You may have heard that the most authentic version of yourself was the version of you as a child or teen when the world had yet to place its limiting beliefs on you. The inner child represents the essence of who we are and our earliest experiences, beliefs, and emotions. In a January 2023 episode of Agyeman’s podcast, The Soft Life with Saddie Baddies, she discusses the importance of nurturing your inner child and teen:
“There's always going to be a five year old version of you or a ten year old version of you. What are the parts about that version of you that you love?” She tells us to ask ourselves. “Did you love the way you used to be super creative, or did you love how self-expressive you were? Maybe over time, some of us have [had] situations or experiences that dim our light or change who we are as people, but always remember that that's still a part of who you are.”
By reconnecting with this part of ourselves we can gain a deeper understanding of our emotional landscape and the impact that our childhood experiences have had on our lives. It’s easier to be hard on yourself than to allow yourself the space to breathe and grow. Connecting with your inner child can help you to be more compassionate with yourself, especially when we are all still growing.
“It's never too early or too late to start,” Agyeman says. “I think about some of the lessons that I learned in my 20’s and, how if I had kind of looked at it from more of a compassionate angle, how much I would have probably been easier on myself.”
In the four years since Saddie Baddies was founded, the platform's message has spread and allowed so many people to come together, share their stories, and collectively heal. In 2021, Agyeman and Saddie Baddies held space with the help of Nike through the virtual event Saddie Baddies Sanctuary. Hearing the attendees share their voices was uplifting for Agyeman as she saw her efforts truly help those who were there to express themselves.
Saddie Baddies also held their first in-person event last year in Brooklyn titled The Living Room, “seeing so many people come out and really have some super honest raw vulnerable conversations was everything because I had always imagined it being a safe space and an environment where people feel really comfortable sharing, but also feel empowered walking away and that's exactly what it was” Agyeman says.

====

▸ **WHAT THIS EXERCISE ASKS**
[A] Rewrite the stretch of the inner-child passage from "By reconnecting with" through "all still growing.", replacing "compassionate" with "gentle".
[B] Extend the inner-child passage past its final sentence.

▸ **STORED DATA**

====

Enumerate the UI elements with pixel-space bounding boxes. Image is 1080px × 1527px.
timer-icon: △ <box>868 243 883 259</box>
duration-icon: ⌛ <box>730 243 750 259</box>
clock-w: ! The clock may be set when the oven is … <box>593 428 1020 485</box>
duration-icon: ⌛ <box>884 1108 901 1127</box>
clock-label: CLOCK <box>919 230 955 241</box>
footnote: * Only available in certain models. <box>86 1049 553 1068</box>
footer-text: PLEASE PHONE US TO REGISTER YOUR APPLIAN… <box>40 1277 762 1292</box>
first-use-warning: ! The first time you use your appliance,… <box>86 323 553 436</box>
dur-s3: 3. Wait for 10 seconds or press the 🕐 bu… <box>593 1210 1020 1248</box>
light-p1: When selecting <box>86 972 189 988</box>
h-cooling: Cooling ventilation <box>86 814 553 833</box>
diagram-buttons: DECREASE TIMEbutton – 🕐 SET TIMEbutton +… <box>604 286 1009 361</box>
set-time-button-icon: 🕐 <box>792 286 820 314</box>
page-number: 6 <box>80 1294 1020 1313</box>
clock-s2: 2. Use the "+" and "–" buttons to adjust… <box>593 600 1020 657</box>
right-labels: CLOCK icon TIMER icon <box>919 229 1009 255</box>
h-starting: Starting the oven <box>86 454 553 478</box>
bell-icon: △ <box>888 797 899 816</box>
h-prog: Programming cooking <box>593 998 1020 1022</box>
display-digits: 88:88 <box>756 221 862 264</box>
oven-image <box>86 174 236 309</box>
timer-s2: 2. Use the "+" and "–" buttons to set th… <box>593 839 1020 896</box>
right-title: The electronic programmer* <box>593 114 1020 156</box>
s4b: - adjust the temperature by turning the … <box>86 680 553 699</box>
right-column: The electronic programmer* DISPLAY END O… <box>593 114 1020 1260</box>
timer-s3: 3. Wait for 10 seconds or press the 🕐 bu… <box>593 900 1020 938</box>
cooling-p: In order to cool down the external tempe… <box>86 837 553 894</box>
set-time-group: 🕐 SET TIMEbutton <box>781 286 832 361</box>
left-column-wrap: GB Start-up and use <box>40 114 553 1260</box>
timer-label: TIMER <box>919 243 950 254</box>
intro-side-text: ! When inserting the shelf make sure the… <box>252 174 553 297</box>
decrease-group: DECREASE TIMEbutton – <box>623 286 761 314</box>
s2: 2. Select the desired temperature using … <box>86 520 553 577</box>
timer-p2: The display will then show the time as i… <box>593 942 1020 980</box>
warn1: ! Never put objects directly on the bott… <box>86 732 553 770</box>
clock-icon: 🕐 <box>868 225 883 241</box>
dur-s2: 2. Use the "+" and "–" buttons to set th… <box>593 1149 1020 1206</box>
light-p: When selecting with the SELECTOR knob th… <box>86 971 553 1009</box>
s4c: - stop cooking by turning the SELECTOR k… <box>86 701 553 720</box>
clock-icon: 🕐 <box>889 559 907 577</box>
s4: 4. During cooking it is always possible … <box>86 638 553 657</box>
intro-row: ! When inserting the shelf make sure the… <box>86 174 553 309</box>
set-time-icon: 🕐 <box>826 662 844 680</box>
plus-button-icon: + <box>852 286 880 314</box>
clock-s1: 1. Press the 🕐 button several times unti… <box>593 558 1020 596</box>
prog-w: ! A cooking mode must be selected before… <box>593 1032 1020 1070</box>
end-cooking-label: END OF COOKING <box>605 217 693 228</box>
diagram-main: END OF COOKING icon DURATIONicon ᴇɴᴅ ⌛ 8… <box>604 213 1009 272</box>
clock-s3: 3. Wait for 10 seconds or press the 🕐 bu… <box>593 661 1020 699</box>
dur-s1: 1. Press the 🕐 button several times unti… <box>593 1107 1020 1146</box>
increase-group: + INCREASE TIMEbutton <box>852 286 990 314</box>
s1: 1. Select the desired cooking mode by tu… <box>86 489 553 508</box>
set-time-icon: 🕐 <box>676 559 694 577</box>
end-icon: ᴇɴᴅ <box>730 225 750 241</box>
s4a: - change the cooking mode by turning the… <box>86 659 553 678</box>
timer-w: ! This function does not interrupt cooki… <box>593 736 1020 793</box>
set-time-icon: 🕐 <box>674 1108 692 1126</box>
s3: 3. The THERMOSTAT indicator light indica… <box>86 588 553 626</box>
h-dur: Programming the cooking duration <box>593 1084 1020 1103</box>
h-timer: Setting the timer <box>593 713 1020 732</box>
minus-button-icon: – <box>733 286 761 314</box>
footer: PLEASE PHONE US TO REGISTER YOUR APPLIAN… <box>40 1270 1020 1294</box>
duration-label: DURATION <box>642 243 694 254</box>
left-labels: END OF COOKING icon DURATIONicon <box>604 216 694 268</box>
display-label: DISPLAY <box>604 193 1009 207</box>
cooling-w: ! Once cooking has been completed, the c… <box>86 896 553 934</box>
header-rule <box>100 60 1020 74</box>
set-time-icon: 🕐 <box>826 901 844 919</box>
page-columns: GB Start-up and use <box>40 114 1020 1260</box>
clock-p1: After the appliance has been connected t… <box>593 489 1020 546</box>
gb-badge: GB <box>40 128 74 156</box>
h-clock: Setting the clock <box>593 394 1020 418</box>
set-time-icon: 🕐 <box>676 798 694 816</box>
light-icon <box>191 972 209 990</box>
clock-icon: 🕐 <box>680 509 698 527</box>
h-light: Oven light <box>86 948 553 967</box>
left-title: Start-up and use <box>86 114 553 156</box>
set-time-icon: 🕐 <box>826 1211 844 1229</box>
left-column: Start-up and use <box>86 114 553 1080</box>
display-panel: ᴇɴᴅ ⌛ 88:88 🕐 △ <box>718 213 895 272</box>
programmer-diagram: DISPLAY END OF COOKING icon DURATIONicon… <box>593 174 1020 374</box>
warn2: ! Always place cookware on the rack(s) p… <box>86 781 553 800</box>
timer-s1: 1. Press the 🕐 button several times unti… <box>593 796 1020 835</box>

====

▸ **EXERCISE RESULTS**
[A]
By reconnecting with this part of ourselves we can gain a deeper understanding of our emotional landscape and the impact that our childhood experiences have had on our lives. It’s easier to be hard on yourself than to allow yourself the space to breathe and grow. Connecting with your inner child can help you to be more gentle with yourself, especially when we are all still growing.

[B]
Finding the strength to build Saddie Baddies and continue to create resources for the community has been a mental health journey on its own for Agyeman. We can often keep ourselves from doing the things we are most passionate about simply out of fear. The Soft Life Podcast could have been an earthly treasure ungifted if Agyeman had not found the strength to work past her fear and bring the idea into fruition. Instead, we’ve had the opportunity to access resources and episodes on topics like healing your inner child, dissecting the Lucky Girl Syndrome trend, and a host of conversations with amazing Black womxn and leaders like writer, producer, and director Tanya Lewis Lee.
These episodes have also had a profound impact on Agyeman’s own healing journey. “Sometimes when you go through [...] your difficult moments in life, you can really start to internalize that as part of your personality…” We are not our anxieties or our stressors, and we need to give ourselves the time to be able to adjust to a new mindset.
On the future of Saddie Baddies, Agyeman says, “I hope that through Saddie Baddies that mental health can be even more of a palatable topic and it can be a conversation that people have even if it’s uncomfortable, even if it makes them hesitate.” What we can learn from Agyeman and Saddie Baddies and take with us into the future is the truth that no one is self-made. “I hope that people really remember that there is no self-care without community care and we need each other and there’s no such thing as being self made… we are all part of something,” she says. We can’t wait to see how Saddie Baddies continues to make space for those of us who have felt overlooked and destigmatize mental health for our communities.